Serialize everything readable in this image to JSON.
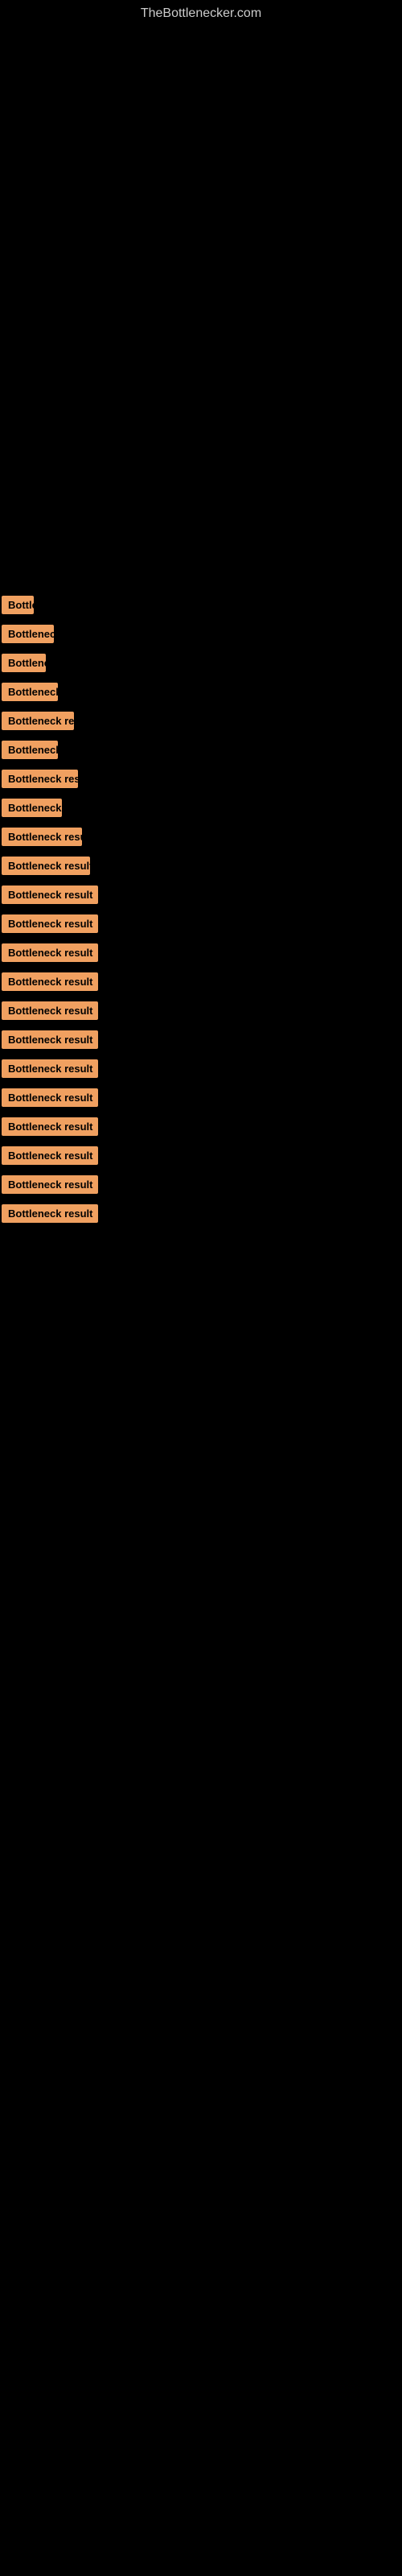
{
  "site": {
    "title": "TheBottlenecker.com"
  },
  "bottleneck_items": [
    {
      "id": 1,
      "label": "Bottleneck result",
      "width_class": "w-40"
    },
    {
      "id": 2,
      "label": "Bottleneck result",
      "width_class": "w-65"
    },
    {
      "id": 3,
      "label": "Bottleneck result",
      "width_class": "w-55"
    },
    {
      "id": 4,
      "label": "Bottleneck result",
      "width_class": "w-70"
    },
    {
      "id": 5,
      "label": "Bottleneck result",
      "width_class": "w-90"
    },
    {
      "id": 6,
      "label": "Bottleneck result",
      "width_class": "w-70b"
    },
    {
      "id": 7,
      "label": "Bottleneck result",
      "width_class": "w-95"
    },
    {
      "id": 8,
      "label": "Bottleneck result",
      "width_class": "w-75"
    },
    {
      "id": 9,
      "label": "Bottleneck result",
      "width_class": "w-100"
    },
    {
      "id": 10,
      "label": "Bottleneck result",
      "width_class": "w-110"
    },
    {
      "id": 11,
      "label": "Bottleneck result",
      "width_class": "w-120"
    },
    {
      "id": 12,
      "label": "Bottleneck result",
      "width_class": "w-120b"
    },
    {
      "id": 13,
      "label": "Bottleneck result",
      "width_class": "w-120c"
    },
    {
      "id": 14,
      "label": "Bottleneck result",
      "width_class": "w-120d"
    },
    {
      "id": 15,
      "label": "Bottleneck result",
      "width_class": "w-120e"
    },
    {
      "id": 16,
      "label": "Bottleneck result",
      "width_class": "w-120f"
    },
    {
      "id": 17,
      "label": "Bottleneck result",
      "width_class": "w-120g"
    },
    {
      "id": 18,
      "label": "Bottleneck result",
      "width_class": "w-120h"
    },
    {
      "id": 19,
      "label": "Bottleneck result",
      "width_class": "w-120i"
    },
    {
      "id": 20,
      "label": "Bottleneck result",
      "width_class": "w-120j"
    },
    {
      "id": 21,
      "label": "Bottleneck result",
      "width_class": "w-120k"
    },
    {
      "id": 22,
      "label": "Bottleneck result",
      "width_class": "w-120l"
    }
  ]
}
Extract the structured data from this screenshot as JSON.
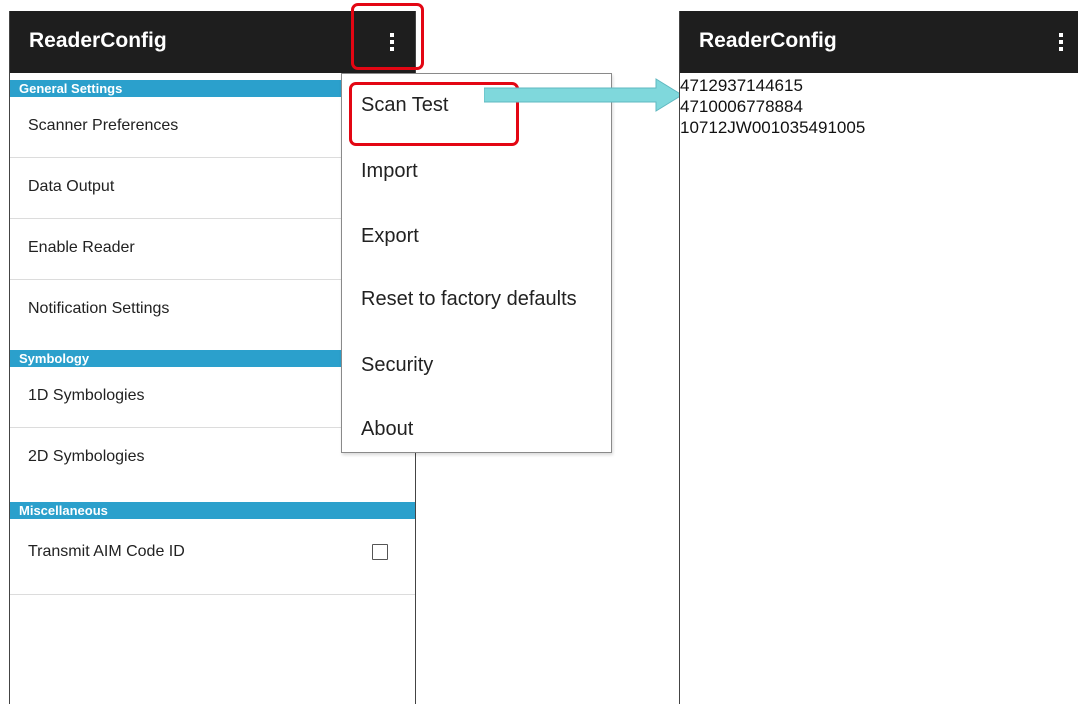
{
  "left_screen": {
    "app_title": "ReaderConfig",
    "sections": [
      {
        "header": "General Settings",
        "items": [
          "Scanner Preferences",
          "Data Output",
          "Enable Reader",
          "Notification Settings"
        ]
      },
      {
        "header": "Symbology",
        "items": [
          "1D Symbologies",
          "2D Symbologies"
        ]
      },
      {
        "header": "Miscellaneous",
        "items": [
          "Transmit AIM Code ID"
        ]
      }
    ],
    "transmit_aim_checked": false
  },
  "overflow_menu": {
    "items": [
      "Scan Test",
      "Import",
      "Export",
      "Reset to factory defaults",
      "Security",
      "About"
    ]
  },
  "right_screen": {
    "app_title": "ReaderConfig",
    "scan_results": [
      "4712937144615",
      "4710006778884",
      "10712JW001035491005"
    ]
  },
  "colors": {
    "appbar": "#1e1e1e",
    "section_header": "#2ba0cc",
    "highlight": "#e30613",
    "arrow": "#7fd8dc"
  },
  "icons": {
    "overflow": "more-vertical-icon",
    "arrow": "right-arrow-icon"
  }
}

▬▬▬▬▬▬

◆ What needs to be done ◆
Scan the entries above for the word "arrow" and collect each line holding it.

◆ Solution ◆
    "arrow": "#7fd8dc"
    "arrow": "right-arrow-icon"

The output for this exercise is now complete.